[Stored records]
►
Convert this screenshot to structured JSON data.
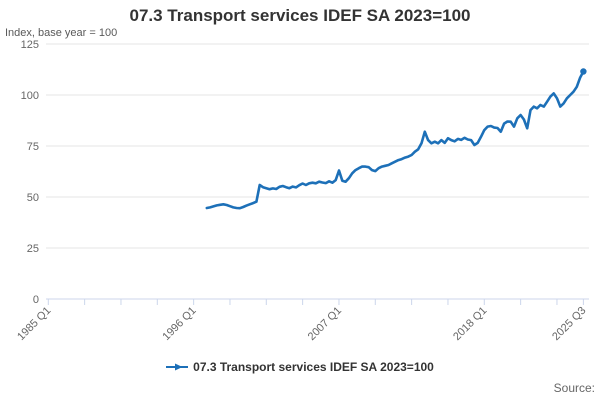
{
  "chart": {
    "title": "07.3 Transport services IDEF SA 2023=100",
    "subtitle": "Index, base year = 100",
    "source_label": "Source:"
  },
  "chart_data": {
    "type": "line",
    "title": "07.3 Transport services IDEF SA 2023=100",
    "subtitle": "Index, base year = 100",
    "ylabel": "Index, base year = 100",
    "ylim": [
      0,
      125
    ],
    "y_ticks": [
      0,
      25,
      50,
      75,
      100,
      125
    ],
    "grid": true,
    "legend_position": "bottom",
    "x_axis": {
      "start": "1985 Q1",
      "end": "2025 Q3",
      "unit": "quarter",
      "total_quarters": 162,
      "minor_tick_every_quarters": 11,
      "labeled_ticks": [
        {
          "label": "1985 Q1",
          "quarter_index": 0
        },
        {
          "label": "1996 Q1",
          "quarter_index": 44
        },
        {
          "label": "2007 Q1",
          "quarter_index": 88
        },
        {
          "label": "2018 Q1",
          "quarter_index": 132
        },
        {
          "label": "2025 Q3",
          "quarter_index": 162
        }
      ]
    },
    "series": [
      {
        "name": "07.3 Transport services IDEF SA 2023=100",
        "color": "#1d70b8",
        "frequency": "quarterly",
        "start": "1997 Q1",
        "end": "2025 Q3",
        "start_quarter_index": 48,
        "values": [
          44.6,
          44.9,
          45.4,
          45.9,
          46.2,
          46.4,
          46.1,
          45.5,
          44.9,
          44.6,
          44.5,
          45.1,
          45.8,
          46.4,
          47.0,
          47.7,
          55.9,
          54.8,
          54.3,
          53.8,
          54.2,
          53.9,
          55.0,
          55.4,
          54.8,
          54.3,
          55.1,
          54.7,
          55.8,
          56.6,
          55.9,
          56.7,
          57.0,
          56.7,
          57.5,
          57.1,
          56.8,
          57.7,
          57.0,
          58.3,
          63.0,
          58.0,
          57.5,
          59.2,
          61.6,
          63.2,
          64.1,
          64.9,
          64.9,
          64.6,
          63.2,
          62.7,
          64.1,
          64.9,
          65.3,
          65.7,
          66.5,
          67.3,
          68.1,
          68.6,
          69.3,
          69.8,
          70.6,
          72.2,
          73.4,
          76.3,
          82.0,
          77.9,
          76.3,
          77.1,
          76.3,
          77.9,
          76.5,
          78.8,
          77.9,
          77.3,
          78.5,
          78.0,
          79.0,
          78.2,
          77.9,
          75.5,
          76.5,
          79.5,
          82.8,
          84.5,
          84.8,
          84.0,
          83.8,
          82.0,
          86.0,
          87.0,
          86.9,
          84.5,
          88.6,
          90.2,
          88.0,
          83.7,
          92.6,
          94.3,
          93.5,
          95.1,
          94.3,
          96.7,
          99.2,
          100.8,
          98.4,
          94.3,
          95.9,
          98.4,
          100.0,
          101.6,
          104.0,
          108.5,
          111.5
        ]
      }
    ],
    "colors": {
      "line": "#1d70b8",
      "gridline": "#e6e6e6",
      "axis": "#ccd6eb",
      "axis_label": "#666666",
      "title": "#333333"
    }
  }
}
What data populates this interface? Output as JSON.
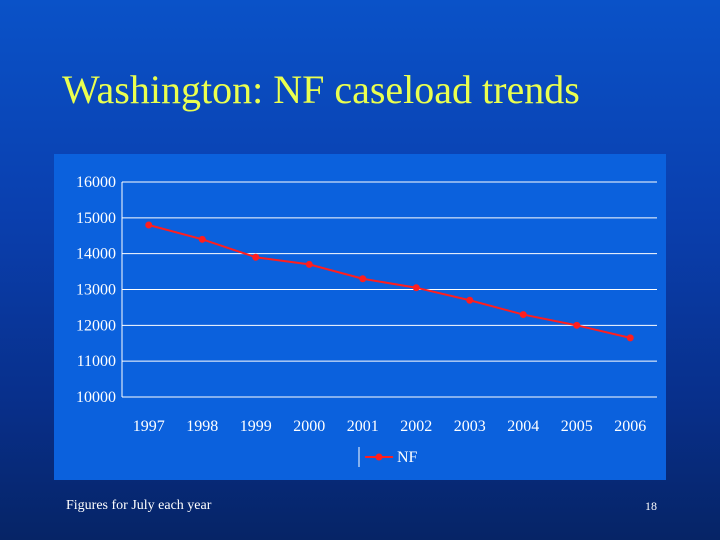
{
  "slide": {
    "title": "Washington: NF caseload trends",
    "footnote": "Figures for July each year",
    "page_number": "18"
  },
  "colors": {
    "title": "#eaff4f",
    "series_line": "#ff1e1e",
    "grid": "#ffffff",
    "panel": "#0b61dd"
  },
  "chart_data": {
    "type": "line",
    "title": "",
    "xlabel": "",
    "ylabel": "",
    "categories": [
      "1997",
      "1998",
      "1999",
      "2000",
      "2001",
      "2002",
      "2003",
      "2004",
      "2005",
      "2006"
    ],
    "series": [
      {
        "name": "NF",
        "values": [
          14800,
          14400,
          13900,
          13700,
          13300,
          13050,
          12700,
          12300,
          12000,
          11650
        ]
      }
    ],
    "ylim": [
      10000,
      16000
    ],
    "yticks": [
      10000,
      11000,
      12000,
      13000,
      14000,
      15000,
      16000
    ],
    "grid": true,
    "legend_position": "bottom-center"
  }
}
◄
►
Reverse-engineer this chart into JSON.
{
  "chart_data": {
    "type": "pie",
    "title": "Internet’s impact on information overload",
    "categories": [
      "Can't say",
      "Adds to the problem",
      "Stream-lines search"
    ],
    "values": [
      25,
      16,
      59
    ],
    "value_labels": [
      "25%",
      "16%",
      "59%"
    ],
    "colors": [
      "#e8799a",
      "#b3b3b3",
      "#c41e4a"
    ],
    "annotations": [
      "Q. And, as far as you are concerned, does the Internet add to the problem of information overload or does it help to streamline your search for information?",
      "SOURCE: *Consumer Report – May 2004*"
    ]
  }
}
◄
- [Problem requirements] Of all the lines above, how many contain "this"? Give the number and nothing more.

- [Written answer] 3